■ Directions for this task
Using the data below, determine the number of lines that include the string "JSON". Write only that number.
○ ○ ○ ○ ○ ○ ○
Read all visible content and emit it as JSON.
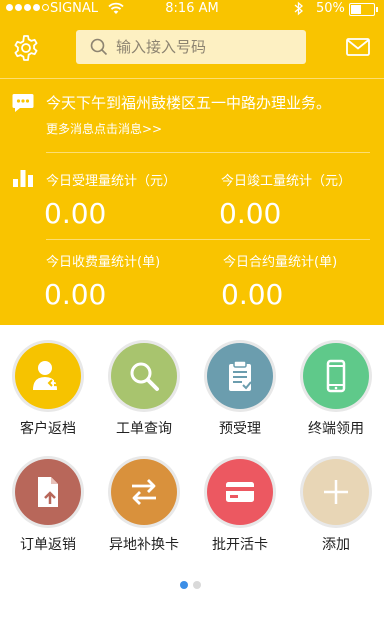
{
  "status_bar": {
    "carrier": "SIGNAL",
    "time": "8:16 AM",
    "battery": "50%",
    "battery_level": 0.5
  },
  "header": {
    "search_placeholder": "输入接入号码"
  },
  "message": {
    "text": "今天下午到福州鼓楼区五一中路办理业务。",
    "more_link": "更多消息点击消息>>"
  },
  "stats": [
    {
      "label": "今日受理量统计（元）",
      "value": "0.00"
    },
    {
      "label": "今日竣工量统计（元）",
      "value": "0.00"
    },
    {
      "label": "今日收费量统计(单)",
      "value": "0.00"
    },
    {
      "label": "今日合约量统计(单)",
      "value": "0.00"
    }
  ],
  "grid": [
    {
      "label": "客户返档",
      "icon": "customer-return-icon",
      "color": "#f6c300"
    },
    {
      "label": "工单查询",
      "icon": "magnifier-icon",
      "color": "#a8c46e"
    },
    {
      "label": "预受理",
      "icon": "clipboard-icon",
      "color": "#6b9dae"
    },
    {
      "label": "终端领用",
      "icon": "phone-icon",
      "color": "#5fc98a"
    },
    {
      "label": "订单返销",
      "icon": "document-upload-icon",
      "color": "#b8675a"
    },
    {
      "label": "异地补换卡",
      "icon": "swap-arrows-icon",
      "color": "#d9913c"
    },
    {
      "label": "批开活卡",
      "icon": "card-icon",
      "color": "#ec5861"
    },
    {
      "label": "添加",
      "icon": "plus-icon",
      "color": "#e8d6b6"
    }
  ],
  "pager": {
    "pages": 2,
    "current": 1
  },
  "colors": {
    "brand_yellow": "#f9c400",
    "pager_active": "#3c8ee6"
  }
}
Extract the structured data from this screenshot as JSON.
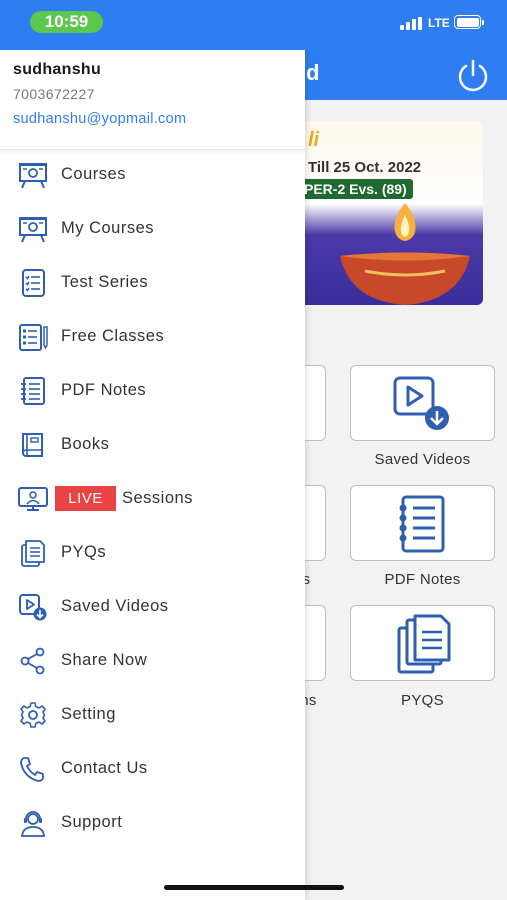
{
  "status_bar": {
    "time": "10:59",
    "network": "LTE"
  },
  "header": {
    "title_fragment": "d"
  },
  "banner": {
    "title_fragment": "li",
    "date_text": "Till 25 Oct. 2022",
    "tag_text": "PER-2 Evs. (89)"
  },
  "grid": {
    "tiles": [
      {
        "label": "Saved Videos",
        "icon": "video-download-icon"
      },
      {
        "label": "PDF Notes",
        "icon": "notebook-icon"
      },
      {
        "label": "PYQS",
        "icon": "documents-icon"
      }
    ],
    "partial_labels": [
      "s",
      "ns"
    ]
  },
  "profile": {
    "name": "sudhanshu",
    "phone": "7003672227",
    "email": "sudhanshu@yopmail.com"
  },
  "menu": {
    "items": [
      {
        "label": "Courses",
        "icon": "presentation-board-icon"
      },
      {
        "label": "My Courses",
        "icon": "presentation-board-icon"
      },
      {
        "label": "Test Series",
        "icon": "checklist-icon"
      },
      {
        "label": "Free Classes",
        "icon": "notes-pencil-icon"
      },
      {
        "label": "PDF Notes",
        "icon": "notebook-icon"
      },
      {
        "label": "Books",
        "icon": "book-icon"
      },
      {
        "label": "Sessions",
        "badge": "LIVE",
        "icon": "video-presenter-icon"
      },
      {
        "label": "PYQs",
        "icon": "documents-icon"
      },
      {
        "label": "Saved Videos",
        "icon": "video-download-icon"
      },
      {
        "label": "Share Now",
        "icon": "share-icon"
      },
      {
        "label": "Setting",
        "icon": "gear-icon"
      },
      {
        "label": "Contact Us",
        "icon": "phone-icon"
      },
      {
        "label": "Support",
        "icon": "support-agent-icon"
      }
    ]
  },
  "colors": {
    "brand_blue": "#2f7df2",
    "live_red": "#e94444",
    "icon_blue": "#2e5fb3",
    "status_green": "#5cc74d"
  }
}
○ ○ ○ ○ ○ ○ ○
■ Task result
2